TEXT SHOWN:
- - -
# Tensor Operations

## Tensor Transposition

- The transpose of a scalar is itself, e.g.: $x^T = x$
- The transpose of a vector converts column to row, and vice versa
- Scalar and vector transposition are special cases of **matrix transposition**:
    - Flip of axes over the *main diagonal*: $(\boldsymbol{X}^T)_{i,j} = \boldsymbol{X}_{j,i}$

   $$\begin{bmatrix} x_{1,1} & x_{1,2} \\ x_{2,1} & x_{2,2} \\ x_{3,1} & x_{3,2} \end{bmatrix}^T = \begin{bmatrix} x_{1,1} & x_{2,1} & x_{3,1} \\ x_{1,2} & x_{2,2} & x_{3,2} \end{bmatrix}$$

### Tensor Transposition with Python

In [46]:
import numpy as np
import torch
import tensorflow as tf

In [47]:
X = np.array([[25, 2], [5, 26], [3, 7]])
X_tf = tf.Variable([[25, 2], [5, 26], [3, 7]])
- - -
RAW DATA:
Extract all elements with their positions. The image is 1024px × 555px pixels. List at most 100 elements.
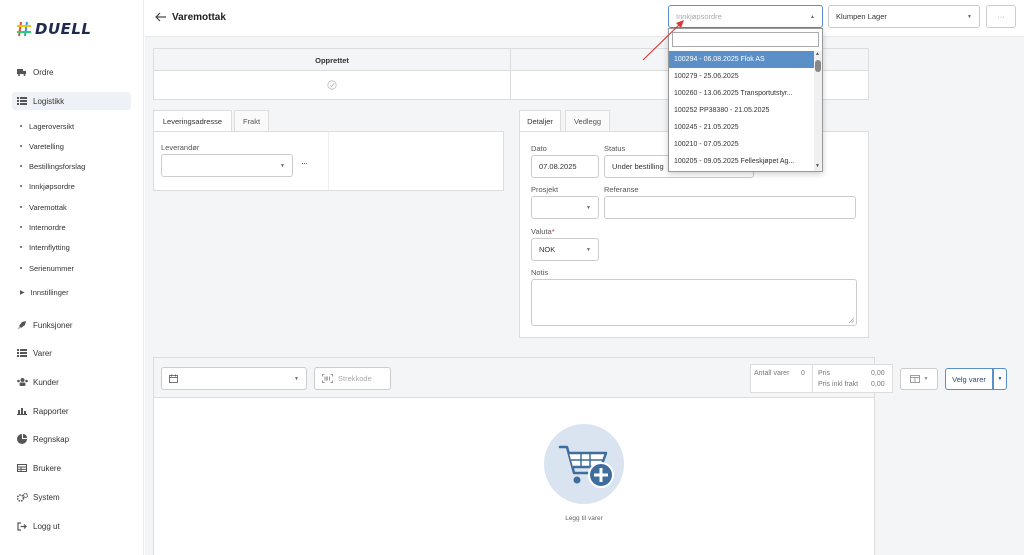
- - -
WHAT TO WORK ON: Reproduce the passage of the tensor transposition text above from "### Tensor Transposition" up to and including "tf.Variable([[25, 2], [5, 26], [3, 7]])".

SOLVED EXERCISE:
### Tensor Transposition with Python

In [46]:
import numpy as np
import torch
import tensorflow as tf

In [47]:
X = np.array([[25, 2], [5, 26], [3, 7]])
X_tf = tf.Variable([[25, 2], [5, 26], [3, 7]])